Available data:
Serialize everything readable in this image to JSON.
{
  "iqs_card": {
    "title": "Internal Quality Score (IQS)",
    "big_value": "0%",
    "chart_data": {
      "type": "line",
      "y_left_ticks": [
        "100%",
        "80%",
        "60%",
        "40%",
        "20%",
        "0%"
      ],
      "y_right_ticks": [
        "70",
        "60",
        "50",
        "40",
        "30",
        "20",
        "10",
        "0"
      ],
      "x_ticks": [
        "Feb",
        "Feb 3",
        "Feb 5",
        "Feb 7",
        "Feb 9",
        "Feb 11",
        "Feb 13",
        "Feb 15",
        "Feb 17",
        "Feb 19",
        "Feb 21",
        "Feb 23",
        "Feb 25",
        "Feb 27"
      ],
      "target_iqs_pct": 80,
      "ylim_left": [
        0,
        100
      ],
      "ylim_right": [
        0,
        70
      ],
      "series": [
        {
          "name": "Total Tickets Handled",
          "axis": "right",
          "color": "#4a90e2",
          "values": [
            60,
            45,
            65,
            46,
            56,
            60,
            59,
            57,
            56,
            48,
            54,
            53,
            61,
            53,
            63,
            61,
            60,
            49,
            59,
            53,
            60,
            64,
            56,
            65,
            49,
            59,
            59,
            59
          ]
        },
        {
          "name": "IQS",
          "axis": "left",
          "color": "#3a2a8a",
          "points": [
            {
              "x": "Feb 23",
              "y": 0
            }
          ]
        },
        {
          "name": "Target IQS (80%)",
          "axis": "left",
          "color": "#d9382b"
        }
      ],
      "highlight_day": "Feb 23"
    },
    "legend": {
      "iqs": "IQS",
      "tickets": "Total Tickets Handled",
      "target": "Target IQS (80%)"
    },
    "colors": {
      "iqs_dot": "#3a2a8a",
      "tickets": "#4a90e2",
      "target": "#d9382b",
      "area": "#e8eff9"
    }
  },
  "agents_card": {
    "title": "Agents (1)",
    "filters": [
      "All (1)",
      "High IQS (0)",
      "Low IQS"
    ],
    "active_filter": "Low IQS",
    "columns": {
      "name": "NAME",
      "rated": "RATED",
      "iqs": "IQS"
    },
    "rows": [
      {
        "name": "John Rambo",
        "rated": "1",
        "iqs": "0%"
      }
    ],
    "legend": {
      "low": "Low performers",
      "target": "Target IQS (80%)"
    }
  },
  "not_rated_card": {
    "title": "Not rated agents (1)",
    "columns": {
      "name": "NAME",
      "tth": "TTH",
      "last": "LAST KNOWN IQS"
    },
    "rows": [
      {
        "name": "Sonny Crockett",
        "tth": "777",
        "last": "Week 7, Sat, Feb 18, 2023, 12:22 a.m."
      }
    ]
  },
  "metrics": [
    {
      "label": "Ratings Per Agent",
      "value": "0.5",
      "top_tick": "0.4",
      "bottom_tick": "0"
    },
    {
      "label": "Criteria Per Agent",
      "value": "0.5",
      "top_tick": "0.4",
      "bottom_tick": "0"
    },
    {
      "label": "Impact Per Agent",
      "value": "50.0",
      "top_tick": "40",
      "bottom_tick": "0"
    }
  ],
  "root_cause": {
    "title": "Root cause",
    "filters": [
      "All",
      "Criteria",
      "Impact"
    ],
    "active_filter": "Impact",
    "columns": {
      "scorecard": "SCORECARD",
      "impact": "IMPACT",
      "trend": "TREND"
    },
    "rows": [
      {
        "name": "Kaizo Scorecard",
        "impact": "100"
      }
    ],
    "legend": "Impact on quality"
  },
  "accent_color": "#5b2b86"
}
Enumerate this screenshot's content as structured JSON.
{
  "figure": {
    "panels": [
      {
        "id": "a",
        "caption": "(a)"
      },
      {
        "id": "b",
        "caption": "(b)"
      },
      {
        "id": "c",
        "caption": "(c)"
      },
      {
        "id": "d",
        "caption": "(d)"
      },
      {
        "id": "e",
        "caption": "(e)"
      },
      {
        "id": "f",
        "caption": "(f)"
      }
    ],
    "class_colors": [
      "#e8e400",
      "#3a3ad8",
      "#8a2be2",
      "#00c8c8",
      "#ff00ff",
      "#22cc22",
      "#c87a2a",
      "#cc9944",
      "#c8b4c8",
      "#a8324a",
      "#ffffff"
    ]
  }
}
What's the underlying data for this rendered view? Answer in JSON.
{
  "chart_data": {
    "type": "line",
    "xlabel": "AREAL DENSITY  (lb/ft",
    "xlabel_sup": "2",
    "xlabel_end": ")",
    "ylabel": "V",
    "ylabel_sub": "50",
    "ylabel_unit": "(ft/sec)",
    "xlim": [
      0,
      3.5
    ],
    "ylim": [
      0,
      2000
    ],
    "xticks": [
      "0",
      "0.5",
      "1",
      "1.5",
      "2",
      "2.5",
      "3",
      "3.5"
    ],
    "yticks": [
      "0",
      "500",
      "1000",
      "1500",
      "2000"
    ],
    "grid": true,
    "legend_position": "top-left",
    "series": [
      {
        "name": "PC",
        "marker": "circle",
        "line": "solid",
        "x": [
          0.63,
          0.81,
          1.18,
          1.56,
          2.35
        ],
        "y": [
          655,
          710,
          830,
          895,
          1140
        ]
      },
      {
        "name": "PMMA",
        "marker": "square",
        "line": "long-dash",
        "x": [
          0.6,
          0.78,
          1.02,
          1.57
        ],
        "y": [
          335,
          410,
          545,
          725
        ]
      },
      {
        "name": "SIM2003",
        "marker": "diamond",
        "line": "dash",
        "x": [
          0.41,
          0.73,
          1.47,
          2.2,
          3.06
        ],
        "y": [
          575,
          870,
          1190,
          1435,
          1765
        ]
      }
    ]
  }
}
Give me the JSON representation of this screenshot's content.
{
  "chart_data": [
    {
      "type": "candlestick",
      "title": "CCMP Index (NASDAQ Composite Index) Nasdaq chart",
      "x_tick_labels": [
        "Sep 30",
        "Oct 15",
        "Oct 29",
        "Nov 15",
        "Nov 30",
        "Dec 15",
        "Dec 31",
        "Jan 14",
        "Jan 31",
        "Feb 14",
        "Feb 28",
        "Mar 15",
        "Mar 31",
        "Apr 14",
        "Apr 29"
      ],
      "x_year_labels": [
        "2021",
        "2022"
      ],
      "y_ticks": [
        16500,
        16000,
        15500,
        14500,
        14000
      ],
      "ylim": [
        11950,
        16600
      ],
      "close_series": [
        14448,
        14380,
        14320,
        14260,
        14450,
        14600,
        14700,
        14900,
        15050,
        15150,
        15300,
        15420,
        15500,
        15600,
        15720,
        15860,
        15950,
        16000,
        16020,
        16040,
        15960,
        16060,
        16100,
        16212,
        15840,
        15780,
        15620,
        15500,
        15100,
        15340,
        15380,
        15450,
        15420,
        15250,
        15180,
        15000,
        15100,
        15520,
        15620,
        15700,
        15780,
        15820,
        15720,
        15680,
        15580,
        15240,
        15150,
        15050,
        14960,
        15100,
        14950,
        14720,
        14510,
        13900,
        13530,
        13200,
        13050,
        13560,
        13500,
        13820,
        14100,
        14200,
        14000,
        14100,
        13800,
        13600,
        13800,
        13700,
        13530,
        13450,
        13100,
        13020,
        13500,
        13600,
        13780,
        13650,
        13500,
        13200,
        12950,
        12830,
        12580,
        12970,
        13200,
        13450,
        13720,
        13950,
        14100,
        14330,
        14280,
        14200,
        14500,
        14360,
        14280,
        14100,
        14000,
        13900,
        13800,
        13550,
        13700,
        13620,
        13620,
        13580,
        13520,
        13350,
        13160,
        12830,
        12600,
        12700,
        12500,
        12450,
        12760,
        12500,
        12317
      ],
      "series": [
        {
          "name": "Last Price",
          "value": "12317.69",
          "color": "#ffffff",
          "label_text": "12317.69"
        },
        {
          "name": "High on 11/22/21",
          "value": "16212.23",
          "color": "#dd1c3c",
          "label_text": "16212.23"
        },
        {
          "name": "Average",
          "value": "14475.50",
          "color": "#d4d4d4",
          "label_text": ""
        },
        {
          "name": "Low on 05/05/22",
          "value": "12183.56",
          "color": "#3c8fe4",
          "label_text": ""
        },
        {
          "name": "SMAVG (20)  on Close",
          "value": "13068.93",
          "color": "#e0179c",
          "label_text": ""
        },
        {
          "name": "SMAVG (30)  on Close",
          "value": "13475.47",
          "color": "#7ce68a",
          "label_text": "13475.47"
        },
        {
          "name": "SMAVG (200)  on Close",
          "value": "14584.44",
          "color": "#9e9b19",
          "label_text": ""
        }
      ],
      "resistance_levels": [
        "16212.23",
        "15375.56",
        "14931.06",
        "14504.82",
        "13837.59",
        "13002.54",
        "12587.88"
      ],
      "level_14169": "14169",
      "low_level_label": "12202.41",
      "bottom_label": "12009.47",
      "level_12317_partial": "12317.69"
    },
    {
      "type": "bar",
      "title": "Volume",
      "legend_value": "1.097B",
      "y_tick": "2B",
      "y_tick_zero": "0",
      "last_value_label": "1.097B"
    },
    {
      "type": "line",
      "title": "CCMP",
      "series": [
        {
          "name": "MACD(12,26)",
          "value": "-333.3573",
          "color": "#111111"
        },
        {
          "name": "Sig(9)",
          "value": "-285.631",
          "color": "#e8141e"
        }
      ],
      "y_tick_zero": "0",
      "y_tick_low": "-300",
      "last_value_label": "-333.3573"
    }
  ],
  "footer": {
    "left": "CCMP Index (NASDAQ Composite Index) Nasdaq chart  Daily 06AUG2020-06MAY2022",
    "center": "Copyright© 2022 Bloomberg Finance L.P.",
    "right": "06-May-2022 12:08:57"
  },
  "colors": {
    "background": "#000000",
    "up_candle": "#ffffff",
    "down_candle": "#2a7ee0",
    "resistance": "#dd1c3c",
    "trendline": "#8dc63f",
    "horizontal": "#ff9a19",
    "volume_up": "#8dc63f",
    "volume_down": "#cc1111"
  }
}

Given problem: Give only the number of lines in the entries above that hold the string "Handled".

Written solution: 2